• Data:
━━━

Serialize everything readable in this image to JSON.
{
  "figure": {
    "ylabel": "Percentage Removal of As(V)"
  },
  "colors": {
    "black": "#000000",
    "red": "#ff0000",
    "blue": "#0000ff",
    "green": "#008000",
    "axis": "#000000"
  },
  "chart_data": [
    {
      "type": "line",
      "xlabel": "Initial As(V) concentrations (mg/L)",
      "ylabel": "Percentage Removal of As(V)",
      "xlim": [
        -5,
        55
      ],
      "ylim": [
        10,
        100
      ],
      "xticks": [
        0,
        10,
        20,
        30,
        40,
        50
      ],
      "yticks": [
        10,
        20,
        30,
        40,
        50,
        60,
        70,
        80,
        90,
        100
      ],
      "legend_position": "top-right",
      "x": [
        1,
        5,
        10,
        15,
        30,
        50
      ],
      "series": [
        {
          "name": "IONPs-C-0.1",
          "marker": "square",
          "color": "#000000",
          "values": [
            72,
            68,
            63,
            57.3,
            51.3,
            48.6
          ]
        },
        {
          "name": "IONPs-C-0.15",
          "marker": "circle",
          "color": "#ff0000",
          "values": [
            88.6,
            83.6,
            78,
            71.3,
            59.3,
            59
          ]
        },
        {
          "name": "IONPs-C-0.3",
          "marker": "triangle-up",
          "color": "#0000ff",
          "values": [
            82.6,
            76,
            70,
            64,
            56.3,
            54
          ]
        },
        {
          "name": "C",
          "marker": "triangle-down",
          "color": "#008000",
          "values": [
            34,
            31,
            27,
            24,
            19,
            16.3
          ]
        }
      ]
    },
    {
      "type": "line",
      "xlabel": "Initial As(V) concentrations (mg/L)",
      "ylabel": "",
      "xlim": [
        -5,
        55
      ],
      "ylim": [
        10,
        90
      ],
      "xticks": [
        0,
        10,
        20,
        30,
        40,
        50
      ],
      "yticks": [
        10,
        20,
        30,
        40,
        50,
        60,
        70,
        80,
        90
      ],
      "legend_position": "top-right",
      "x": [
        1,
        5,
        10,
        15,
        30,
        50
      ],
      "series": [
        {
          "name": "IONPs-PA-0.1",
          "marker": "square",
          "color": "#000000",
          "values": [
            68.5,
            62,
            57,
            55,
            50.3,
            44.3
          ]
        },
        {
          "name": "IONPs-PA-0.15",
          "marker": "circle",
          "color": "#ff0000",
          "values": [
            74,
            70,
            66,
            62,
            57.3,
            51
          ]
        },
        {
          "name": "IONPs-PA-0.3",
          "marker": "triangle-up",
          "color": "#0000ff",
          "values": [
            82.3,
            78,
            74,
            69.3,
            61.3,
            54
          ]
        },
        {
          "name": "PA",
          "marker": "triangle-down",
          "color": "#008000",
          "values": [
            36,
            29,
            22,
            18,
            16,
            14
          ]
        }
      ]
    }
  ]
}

━━━

• Direction:
Within the records above, how many lines include the word "Percentage"? State the number by itself.

• Answer:
2